- [WHAT YOU SHOULD DO] Quote the entries in full, character for character, without their images.

:: INPUT FOR THIS TASK ::

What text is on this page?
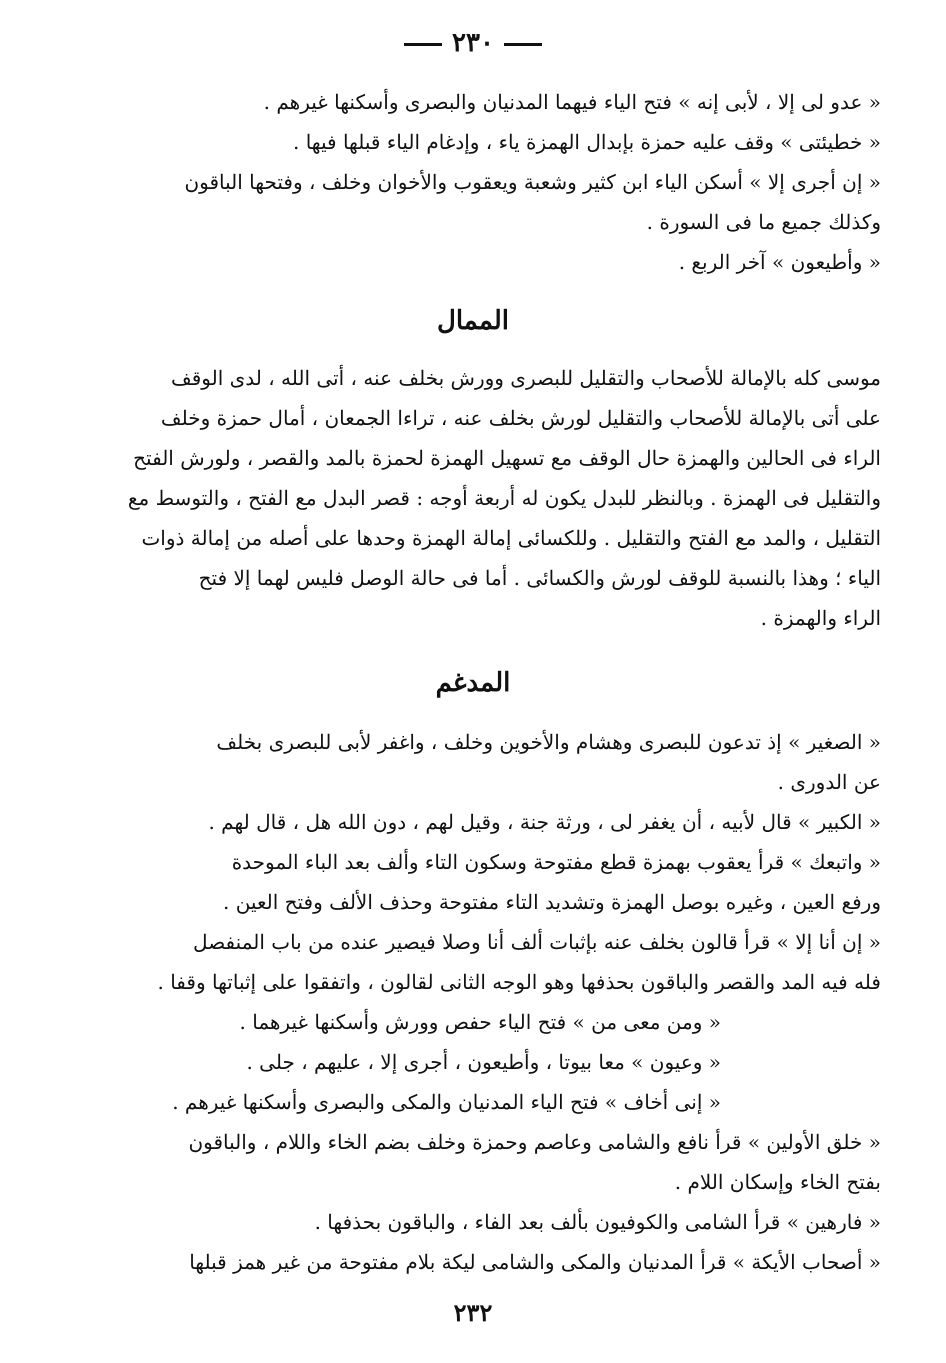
٢٣٠
« عدو لى إلا ، لأبى إنه » فتح الياء فيهما المدنيان والبصرى وأسكنها غيرهم .
« خطيئتى » وقف عليه حمزة بإبدال الهمزة ياء ، وإدغام الياء قبلها فيها .
« إن أجرى إلا » أسكن الياء ابن كثير وشعبة ويعقوب والأخوان وخلف ، وفتحها الباقون
وكذلك جميع ما فى السورة .
« وأطيعون » آخر الربع .
الممال
موسى كله بالإمالة للأصحاب والتقليل للبصرى وورش بخلف عنه ، أتى الله ، لدى الوقف
على أتى بالإمالة للأصحاب والتقليل لورش بخلف عنه ، تراءا الجمعان ، أمال حمزة وخلف
الراء فى الحالين والهمزة حال الوقف مع تسهيل الهمزة لحمزة بالمد والقصر ، ولورش الفتح
والتقليل فى الهمزة . وبالنظر للبدل يكون له أربعة أوجه : قصر البدل مع الفتح ، والتوسط مع
التقليل ، والمد مع الفتح والتقليل . وللكسائى إمالة الهمزة وحدها على أصله من إمالة ذوات
الياء ؛ وهذا بالنسبة للوقف لورش والكسائى . أما فى حالة الوصل فليس لهما إلا فتح
الراء والهمزة .
المدغم
« الصغير » إذ تدعون للبصرى وهشام والأخوين وخلف ، واغفر لأبى للبصرى بخلف
عن الدورى .
« الكبير » قال لأبيه ، أن يغفر لى ، ورثة جنة ، وقيل لهم ، دون الله هل ، قال لهم .
« واتبعك » قرأ يعقوب بهمزة قطع مفتوحة وسكون التاء وألف بعد الباء الموحدة
ورفع العين ، وغيره بوصل الهمزة وتشديد التاء مفتوحة وحذف الألف وفتح العين .
« إن أنا إلا » قرأ قالون بخلف عنه بإثبات ألف أنا وصلا فيصير عنده من باب المنفصل
فله فيه المد والقصر والباقون بحذفها وهو الوجه الثانى لقالون ، واتفقوا على إثباتها وقفا .
« ومن معى من » فتح الياء حفص وورش وأسكنها غيرهما .
« وعيون » معا بيوتا ، وأطيعون ، أجرى إلا ، عليهم ، جلى .
« إنى أخاف » فتح الياء المدنيان والمكى والبصرى وأسكنها غيرهم .
« خلق الأولين » قرأ نافع والشامى وعاصم وحمزة وخلف بضم الخاء واللام ، والباقون
بفتح الخاء وإسكان اللام .
« فارهين » قرأ الشامى والكوفيون بألف بعد الفاء ، والباقون بحذفها .
« أصحاب الأيكة » قرأ المدنيان والمكى والشامى ليكة بلام مفتوحة من غير همز قبلها
٢٣٢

:::

- [CORRECT OUTPUT]
What text is on this page?
٢٣٠
« عدو لى إلا ، لأبى إنه » فتح الياء فيهما المدنيان والبصرى وأسكنها غيرهم .
« خطيئتى » وقف عليه حمزة بإبدال الهمزة ياء ، وإدغام الياء قبلها فيها .
« إن أجرى إلا » أسكن الياء ابن كثير وشعبة ويعقوب والأخوان وخلف ، وفتحها الباقون
وكذلك جميع ما فى السورة .
« وأطيعون » آخر الربع .
الممال
موسى كله بالإمالة للأصحاب والتقليل للبصرى وورش بخلف عنه ، أتى الله ، لدى الوقف
على أتى بالإمالة للأصحاب والتقليل لورش بخلف عنه ، تراءا الجمعان ، أمال حمزة وخلف
الراء فى الحالين والهمزة حال الوقف مع تسهيل الهمزة لحمزة بالمد والقصر ، ولورش الفتح
والتقليل فى الهمزة . وبالنظر للبدل يكون له أربعة أوجه : قصر البدل مع الفتح ، والتوسط مع
التقليل ، والمد مع الفتح والتقليل . وللكسائى إمالة الهمزة وحدها على أصله من إمالة ذوات
الياء ؛ وهذا بالنسبة للوقف لورش والكسائى . أما فى حالة الوصل فليس لهما إلا فتح
الراء والهمزة .
المدغم
« الصغير » إذ تدعون للبصرى وهشام والأخوين وخلف ، واغفر لأبى للبصرى بخلف
عن الدورى .
« الكبير » قال لأبيه ، أن يغفر لى ، ورثة جنة ، وقيل لهم ، دون الله هل ، قال لهم .
« واتبعك » قرأ يعقوب بهمزة قطع مفتوحة وسكون التاء وألف بعد الباء الموحدة
ورفع العين ، وغيره بوصل الهمزة وتشديد التاء مفتوحة وحذف الألف وفتح العين .
« إن أنا إلا » قرأ قالون بخلف عنه بإثبات ألف أنا وصلا فيصير عنده من باب المنفصل
فله فيه المد والقصر والباقون بحذفها وهو الوجه الثانى لقالون ، واتفقوا على إثباتها وقفا .
« ومن معى من » فتح الياء حفص وورش وأسكنها غيرهما .
« وعيون » معا بيوتا ، وأطيعون ، أجرى إلا ، عليهم ، جلى .
« إنى أخاف » فتح الياء المدنيان والمكى والبصرى وأسكنها غيرهم .
« خلق الأولين » قرأ نافع والشامى وعاصم وحمزة وخلف بضم الخاء واللام ، والباقون
بفتح الخاء وإسكان اللام .
« فارهين » قرأ الشامى والكوفيون بألف بعد الفاء ، والباقون بحذفها .
« أصحاب الأيكة » قرأ المدنيان والمكى والشامى ليكة بلام مفتوحة من غير همز قبلها
٢٣٢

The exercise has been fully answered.